## MATERIAL PROVIDED
— START —

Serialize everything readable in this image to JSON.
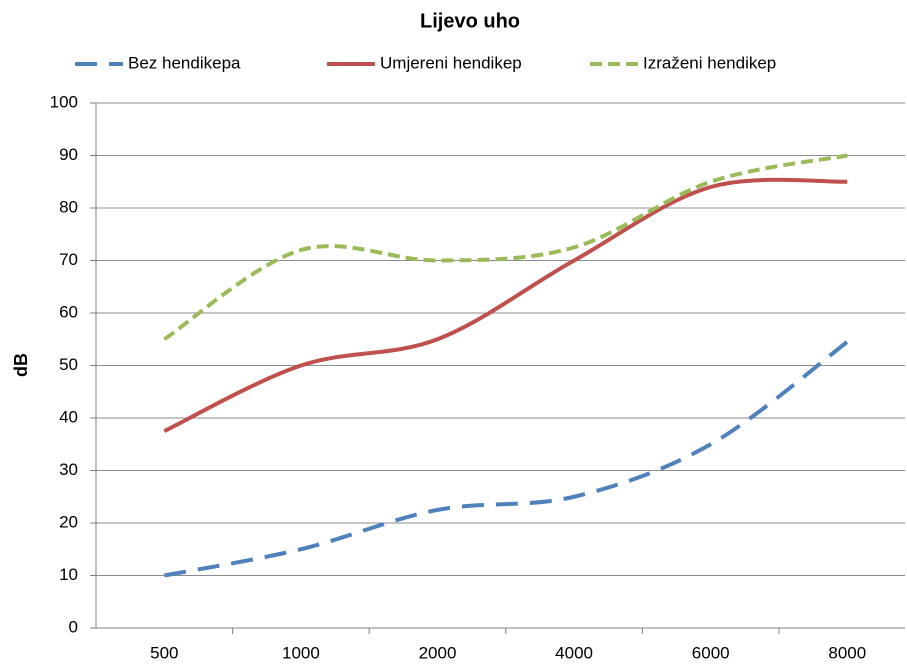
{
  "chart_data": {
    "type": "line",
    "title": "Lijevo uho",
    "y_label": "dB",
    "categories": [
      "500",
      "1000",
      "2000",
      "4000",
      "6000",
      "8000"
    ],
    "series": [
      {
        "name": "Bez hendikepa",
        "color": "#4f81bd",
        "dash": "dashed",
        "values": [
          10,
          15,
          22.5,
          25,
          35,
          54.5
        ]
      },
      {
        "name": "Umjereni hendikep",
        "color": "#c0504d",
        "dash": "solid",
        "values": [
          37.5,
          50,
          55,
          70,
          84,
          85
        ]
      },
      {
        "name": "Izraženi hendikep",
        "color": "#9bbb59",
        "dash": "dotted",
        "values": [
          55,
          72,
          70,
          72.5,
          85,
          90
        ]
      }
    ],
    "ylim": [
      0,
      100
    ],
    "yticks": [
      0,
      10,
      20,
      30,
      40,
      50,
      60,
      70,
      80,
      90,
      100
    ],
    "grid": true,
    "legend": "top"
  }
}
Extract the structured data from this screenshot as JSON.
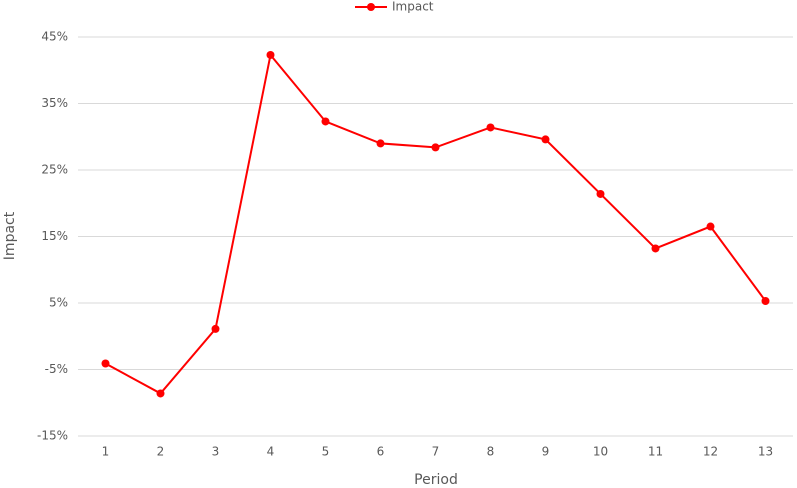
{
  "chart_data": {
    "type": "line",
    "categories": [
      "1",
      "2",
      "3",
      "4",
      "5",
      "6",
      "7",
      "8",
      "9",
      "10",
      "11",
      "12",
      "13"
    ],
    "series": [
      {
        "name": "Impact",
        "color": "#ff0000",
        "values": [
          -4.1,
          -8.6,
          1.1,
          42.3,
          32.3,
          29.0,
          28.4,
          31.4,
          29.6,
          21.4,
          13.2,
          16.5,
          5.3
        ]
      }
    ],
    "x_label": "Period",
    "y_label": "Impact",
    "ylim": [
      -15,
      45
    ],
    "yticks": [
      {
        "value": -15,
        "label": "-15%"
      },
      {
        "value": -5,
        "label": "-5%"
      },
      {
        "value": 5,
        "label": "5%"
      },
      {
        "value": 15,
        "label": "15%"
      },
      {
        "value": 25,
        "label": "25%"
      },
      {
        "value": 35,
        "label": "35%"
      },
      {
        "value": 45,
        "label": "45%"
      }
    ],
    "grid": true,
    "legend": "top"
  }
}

— END —
— START —

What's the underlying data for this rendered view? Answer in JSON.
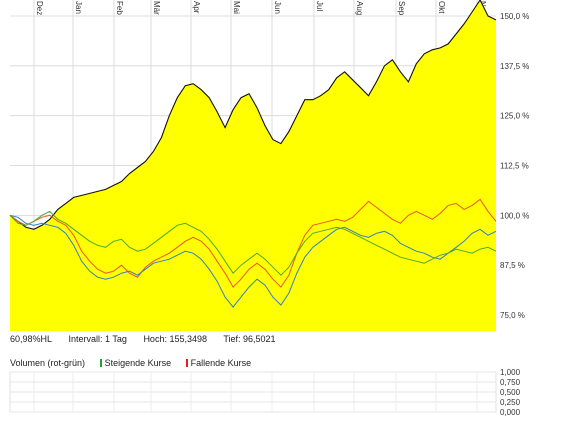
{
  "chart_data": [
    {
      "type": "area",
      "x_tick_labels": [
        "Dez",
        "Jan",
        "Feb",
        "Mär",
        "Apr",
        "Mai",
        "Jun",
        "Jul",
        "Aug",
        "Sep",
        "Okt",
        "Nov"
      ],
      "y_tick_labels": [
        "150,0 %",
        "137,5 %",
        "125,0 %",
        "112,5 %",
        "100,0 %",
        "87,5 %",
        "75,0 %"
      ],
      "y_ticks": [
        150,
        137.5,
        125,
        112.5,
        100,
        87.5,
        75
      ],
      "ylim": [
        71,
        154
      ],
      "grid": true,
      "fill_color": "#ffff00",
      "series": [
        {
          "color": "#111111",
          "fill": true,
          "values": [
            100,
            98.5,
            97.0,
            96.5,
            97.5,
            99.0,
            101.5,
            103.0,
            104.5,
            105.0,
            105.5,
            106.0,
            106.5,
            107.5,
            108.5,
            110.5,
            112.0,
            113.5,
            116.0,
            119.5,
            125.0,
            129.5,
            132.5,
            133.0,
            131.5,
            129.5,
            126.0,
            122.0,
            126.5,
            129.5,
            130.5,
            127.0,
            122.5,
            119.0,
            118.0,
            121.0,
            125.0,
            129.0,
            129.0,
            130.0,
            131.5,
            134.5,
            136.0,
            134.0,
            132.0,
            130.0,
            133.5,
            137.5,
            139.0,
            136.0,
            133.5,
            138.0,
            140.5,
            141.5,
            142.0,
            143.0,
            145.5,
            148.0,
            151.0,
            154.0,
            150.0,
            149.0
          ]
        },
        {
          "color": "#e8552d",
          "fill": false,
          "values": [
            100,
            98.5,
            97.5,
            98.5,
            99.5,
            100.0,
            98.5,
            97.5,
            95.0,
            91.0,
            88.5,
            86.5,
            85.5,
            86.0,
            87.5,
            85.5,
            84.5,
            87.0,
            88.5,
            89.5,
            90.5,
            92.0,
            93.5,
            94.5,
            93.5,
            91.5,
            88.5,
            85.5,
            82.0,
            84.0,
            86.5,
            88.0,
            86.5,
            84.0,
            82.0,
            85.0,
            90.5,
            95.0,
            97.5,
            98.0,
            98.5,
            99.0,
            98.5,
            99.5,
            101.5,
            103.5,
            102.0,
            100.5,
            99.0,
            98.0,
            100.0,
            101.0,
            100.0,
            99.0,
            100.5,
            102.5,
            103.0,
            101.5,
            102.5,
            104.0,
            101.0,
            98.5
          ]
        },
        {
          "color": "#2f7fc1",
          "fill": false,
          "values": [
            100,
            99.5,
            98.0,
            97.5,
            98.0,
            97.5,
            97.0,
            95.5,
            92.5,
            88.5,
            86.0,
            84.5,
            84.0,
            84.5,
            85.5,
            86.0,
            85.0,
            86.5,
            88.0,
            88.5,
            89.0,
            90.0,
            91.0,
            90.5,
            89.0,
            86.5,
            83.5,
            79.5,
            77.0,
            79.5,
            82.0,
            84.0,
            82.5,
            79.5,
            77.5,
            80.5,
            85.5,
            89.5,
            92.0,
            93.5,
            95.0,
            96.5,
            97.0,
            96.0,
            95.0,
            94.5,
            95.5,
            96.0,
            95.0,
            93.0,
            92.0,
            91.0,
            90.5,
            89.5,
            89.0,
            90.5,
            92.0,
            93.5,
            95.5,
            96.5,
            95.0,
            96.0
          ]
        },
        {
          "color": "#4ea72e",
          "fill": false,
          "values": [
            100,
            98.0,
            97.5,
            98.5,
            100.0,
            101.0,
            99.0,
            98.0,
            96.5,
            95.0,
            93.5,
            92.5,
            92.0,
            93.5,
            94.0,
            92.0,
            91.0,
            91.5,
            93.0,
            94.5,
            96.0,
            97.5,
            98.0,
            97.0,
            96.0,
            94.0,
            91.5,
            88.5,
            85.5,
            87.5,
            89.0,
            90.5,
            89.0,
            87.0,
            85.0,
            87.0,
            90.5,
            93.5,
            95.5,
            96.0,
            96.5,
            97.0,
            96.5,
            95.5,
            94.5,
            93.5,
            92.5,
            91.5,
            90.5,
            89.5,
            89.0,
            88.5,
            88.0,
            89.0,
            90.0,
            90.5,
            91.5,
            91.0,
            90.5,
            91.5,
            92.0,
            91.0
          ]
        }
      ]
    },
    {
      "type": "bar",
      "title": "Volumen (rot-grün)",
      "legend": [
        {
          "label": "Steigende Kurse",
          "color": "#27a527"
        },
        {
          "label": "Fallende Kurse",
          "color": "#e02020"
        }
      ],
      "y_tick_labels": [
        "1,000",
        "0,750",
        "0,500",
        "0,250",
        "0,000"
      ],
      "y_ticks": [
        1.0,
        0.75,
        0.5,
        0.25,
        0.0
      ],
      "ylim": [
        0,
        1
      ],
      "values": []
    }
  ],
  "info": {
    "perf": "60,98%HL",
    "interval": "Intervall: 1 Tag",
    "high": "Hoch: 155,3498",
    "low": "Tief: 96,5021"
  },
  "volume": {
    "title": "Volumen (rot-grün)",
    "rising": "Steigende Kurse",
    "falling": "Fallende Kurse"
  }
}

— END —

Pick out lines containing the word "Kurse", each one as written.

## SOLUTION BELOW
          "label": "Steigende Kurse",
          "label": "Fallende Kurse",
    "rising": "Steigende Kurse",
    "falling": "Fallende Kurse"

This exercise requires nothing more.